Output the data word for word, dropping every image.

Records
☆ ☆ ☆ ☆

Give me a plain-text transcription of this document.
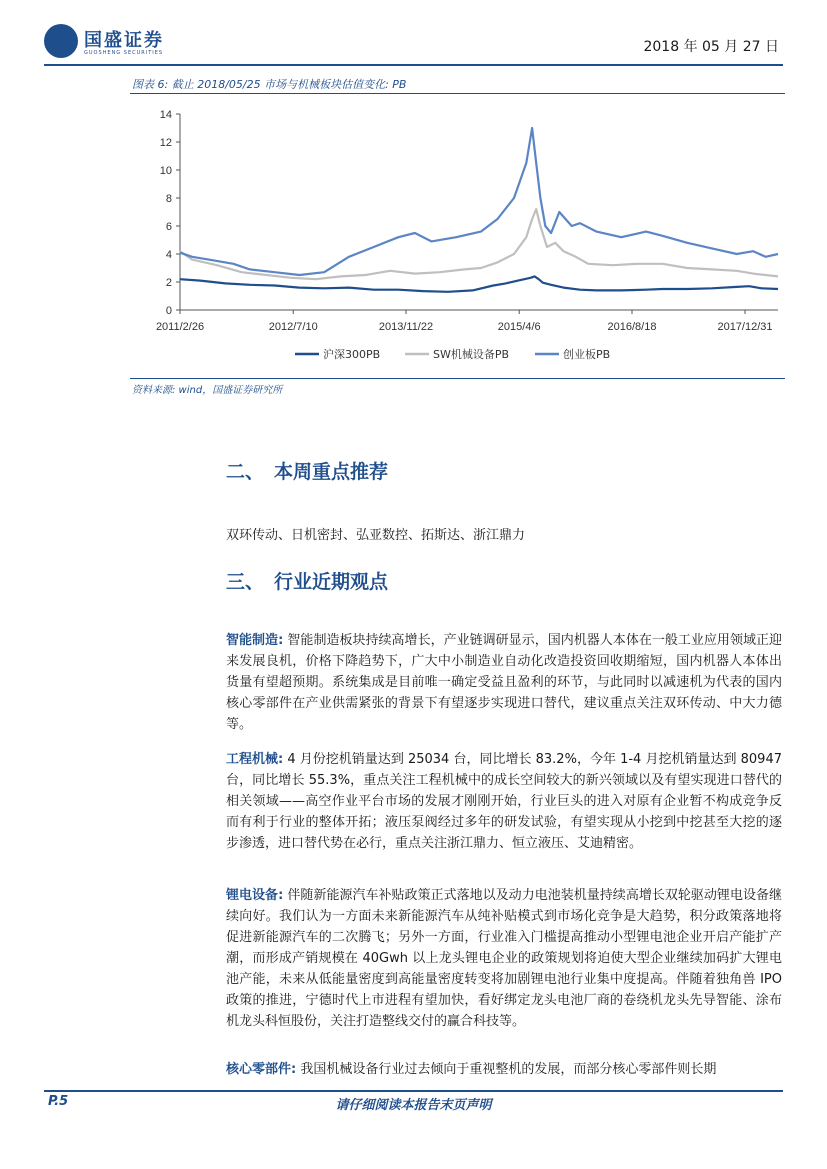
国盛证券
GUOSHENG SECURITIES	2018 年 05 月 27 日
图表 6: 截止 2018/05/25 市场与机械板块估值变化: PB
0
2
4
6
8
10
12
14
2011/2/26	2012/7/10	2013/11/22	2015/4/6	2016/8/18	2017/12/31
沪深300PB	SW机械设备PB	创业板PB
资料来源: wind，国盛证券研究所
二、 本周重点推荐
双环传动、日机密封、弘亚数控、拓斯达、浙江鼎力
三、 行业近期观点
智能制造: 智能制造板块持续高增长，产业链调研显示，国内机器人本体在一般工业应用领域正迎来发展良机，价格下降趋势下，广大中小制造业自动化改造投资回收期缩短，国内机器人本体出货量有望超预期。系统集成是目前唯一确定受益且盈利的环节，与此同时以减速机为代表的国内核心零部件在产业供需紧张的背景下有望逐步实现进口替代，建议重点关注双环传动、中大力德等。
工程机械: 4 月份挖机销量达到 25034 台，同比增长 83.2%，今年 1-4 月挖机销量达到 80947 台，同比增长 55.3%，重点关注工程机械中的成长空间较大的新兴领域以及有望实现进口替代的相关领域——高空作业平台市场的发展才刚刚开始，行业巨头的进入对原有企业暂不构成竞争反而有利于行业的整体开拓；液压泵阀经过多年的研发试验，有望实现从小挖到中挖甚至大挖的逐步渗透，进口替代势在必行，重点关注浙江鼎力、恒立液压、艾迪精密。
锂电设备: 伴随新能源汽车补贴政策正式落地以及动力电池装机量持续高增长双轮驱动锂电设备继续向好。我们认为一方面未来新能源汽车从纯补贴模式到市场化竞争是大趋势，积分政策落地将促进新能源汽车的二次腾飞；另外一方面，行业准入门槛提高推动小型锂电池企业开启产能扩产潮，而形成产销规模在 40Gwh 以上龙头锂电企业的政策规划将迫使大型企业继续加码扩大锂电池产能，未来从低能量密度到高能量密度转变将加剧锂电池行业集中度提高。伴随着独角兽 IPO 政策的推进，宁德时代上市进程有望加快，看好绑定龙头电池厂商的卷绕机龙头先导智能、涂布机龙头科恒股份，关注打造整线交付的赢合科技等。
核心零部件: 我国机械设备行业过去倾向于重视整机的发展，而部分核心零部件则长期
P.5	请仔细阅读本报告末页声明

☆ ☆ ☆ ☆

FINISHED EXERCISE
Give me a plain-text transcription of this document.
国盛证券
GUOSHENG SECURITIES	2018 年 05 月 27 日
图表 6: 截止 2018/05/25 市场与机械板块估值变化: PB
0
2
4
6
8
10
12
14
2011/2/26	2012/7/10	2013/11/22	2015/4/6	2016/8/18	2017/12/31
沪深300PB	SW机械设备PB	创业板PB
资料来源: wind，国盛证券研究所
二、 本周重点推荐
双环传动、日机密封、弘亚数控、拓斯达、浙江鼎力
三、 行业近期观点
智能制造: 智能制造板块持续高增长，产业链调研显示，国内机器人本体在一般工业应用领域正迎来发展良机，价格下降趋势下，广大中小制造业自动化改造投资回收期缩短，国内机器人本体出货量有望超预期。系统集成是目前唯一确定受益且盈利的环节，与此同时以减速机为代表的国内核心零部件在产业供需紧张的背景下有望逐步实现进口替代，建议重点关注双环传动、中大力德等。
工程机械: 4 月份挖机销量达到 25034 台，同比增长 83.2%，今年 1-4 月挖机销量达到 80947 台，同比增长 55.3%，重点关注工程机械中的成长空间较大的新兴领域以及有望实现进口替代的相关领域——高空作业平台市场的发展才刚刚开始，行业巨头的进入对原有企业暂不构成竞争反而有利于行业的整体开拓；液压泵阀经过多年的研发试验，有望实现从小挖到中挖甚至大挖的逐步渗透，进口替代势在必行，重点关注浙江鼎力、恒立液压、艾迪精密。
锂电设备: 伴随新能源汽车补贴政策正式落地以及动力电池装机量持续高增长双轮驱动锂电设备继续向好。我们认为一方面未来新能源汽车从纯补贴模式到市场化竞争是大趋势，积分政策落地将促进新能源汽车的二次腾飞；另外一方面，行业准入门槛提高推动小型锂电池企业开启产能扩产潮，而形成产销规模在 40Gwh 以上龙头锂电企业的政策规划将迫使大型企业继续加码扩大锂电池产能，未来从低能量密度到高能量密度转变将加剧锂电池行业集中度提高。伴随着独角兽 IPO 政策的推进，宁德时代上市进程有望加快，看好绑定龙头电池厂商的卷绕机龙头先导智能、涂布机龙头科恒股份，关注打造整线交付的赢合科技等。
核心零部件: 我国机械设备行业过去倾向于重视整机的发展，而部分核心零部件则长期
P.5	请仔细阅读本报告末页声明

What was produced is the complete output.